— START OF Data lines —

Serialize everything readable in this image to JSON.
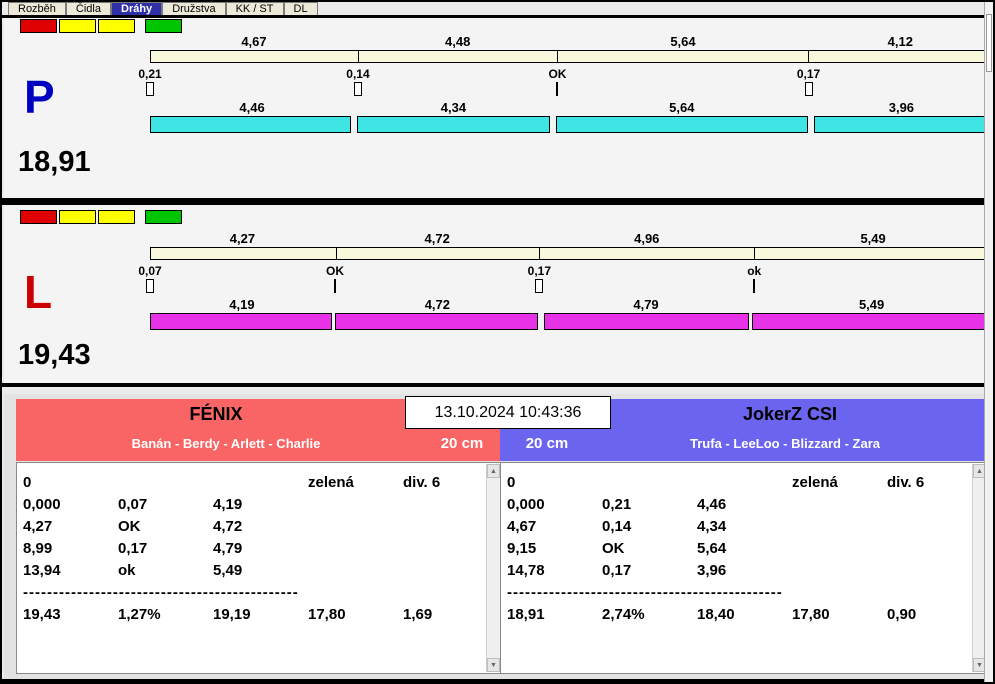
{
  "tabs": [
    {
      "label": "Rozběh",
      "selected": false
    },
    {
      "label": "Čidla",
      "selected": false
    },
    {
      "label": "Dráhy",
      "selected": true
    },
    {
      "label": "Družstva",
      "selected": false
    },
    {
      "label": "KK / ST",
      "selected": false
    },
    {
      "label": "DL",
      "selected": false
    }
  ],
  "datetime": "13.10.2024 10:43:36",
  "colors": {
    "cyan_bar": "#3FE4E4",
    "magenta_bar": "#E832E8",
    "cream_bar": "#F8F8DC",
    "left_header": "#F96464",
    "right_header": "#6A64EE",
    "p_letter": "#0000C0",
    "l_letter": "#CC0000",
    "status_lights": [
      "#DF0000",
      "#FFFF00",
      "#FFFF00",
      "#00C400"
    ]
  },
  "lanes": [
    {
      "letter": "P",
      "total": "18,91",
      "top_splits": [
        "4,67",
        "4,48",
        "5,64",
        "4,12"
      ],
      "markers": [
        "0,21",
        "0,14",
        "OK",
        "0,17"
      ],
      "bottom_splits": [
        "4,46",
        "4,34",
        "5,64",
        "3,96"
      ],
      "bar_color": "#3FE4E4"
    },
    {
      "letter": "L",
      "total": "19,43",
      "top_splits": [
        "4,27",
        "4,72",
        "4,96",
        "5,49"
      ],
      "markers": [
        "0,07",
        "OK",
        "0,17",
        "ok"
      ],
      "bottom_splits": [
        "4,19",
        "4,72",
        "4,79",
        "5,49"
      ],
      "bar_color": "#E832E8"
    }
  ],
  "teams": [
    {
      "name": "FÉNIX",
      "members": "Banán - Berdy - Arlett - Charlie",
      "height": "20 cm",
      "info": {
        "col1": "0",
        "color_label": "zelená",
        "division": "div. 6"
      },
      "rows": [
        [
          "0,000",
          "0,07",
          "4,19"
        ],
        [
          "4,27",
          "OK",
          "4,72"
        ],
        [
          "8,99",
          "0,17",
          "4,79"
        ],
        [
          "13,94",
          "ok",
          "5,49"
        ]
      ],
      "separator": "----------------------------------------------",
      "summary": [
        "19,43",
        "1,27%",
        "19,19",
        "17,80",
        "1,69"
      ]
    },
    {
      "name": "JokerZ CSI",
      "members": "Trufa - LeeLoo - Blizzard - Zara",
      "height": "20 cm",
      "info": {
        "col1": "0",
        "color_label": "zelená",
        "division": "div. 6"
      },
      "rows": [
        [
          "0,000",
          "0,21",
          "4,46"
        ],
        [
          "4,67",
          "0,14",
          "4,34"
        ],
        [
          "9,15",
          "OK",
          "5,64"
        ],
        [
          "14,78",
          "0,17",
          "3,96"
        ]
      ],
      "separator": "----------------------------------------------",
      "summary": [
        "18,91",
        "2,74%",
        "18,40",
        "17,80",
        "0,90"
      ]
    }
  ]
}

— END OF Data lines —

Reproduce every record above exactly, omitting the pictures.

Serialize everything readable in this image to JSON.
{
  "tabs": [
    {
      "label": "Rozběh",
      "selected": false
    },
    {
      "label": "Čidla",
      "selected": false
    },
    {
      "label": "Dráhy",
      "selected": true
    },
    {
      "label": "Družstva",
      "selected": false
    },
    {
      "label": "KK / ST",
      "selected": false
    },
    {
      "label": "DL",
      "selected": false
    }
  ],
  "datetime": "13.10.2024 10:43:36",
  "colors": {
    "cyan_bar": "#3FE4E4",
    "magenta_bar": "#E832E8",
    "cream_bar": "#F8F8DC",
    "left_header": "#F96464",
    "right_header": "#6A64EE",
    "p_letter": "#0000C0",
    "l_letter": "#CC0000",
    "status_lights": [
      "#DF0000",
      "#FFFF00",
      "#FFFF00",
      "#00C400"
    ]
  },
  "lanes": [
    {
      "letter": "P",
      "total": "18,91",
      "top_splits": [
        "4,67",
        "4,48",
        "5,64",
        "4,12"
      ],
      "markers": [
        "0,21",
        "0,14",
        "OK",
        "0,17"
      ],
      "bottom_splits": [
        "4,46",
        "4,34",
        "5,64",
        "3,96"
      ],
      "bar_color": "#3FE4E4"
    },
    {
      "letter": "L",
      "total": "19,43",
      "top_splits": [
        "4,27",
        "4,72",
        "4,96",
        "5,49"
      ],
      "markers": [
        "0,07",
        "OK",
        "0,17",
        "ok"
      ],
      "bottom_splits": [
        "4,19",
        "4,72",
        "4,79",
        "5,49"
      ],
      "bar_color": "#E832E8"
    }
  ],
  "teams": [
    {
      "name": "FÉNIX",
      "members": "Banán - Berdy - Arlett - Charlie",
      "height": "20 cm",
      "info": {
        "col1": "0",
        "color_label": "zelená",
        "division": "div. 6"
      },
      "rows": [
        [
          "0,000",
          "0,07",
          "4,19"
        ],
        [
          "4,27",
          "OK",
          "4,72"
        ],
        [
          "8,99",
          "0,17",
          "4,79"
        ],
        [
          "13,94",
          "ok",
          "5,49"
        ]
      ],
      "separator": "----------------------------------------------",
      "summary": [
        "19,43",
        "1,27%",
        "19,19",
        "17,80",
        "1,69"
      ]
    },
    {
      "name": "JokerZ CSI",
      "members": "Trufa - LeeLoo - Blizzard - Zara",
      "height": "20 cm",
      "info": {
        "col1": "0",
        "color_label": "zelená",
        "division": "div. 6"
      },
      "rows": [
        [
          "0,000",
          "0,21",
          "4,46"
        ],
        [
          "4,67",
          "0,14",
          "4,34"
        ],
        [
          "9,15",
          "OK",
          "5,64"
        ],
        [
          "14,78",
          "0,17",
          "3,96"
        ]
      ],
      "separator": "----------------------------------------------",
      "summary": [
        "18,91",
        "2,74%",
        "18,40",
        "17,80",
        "0,90"
      ]
    }
  ]
}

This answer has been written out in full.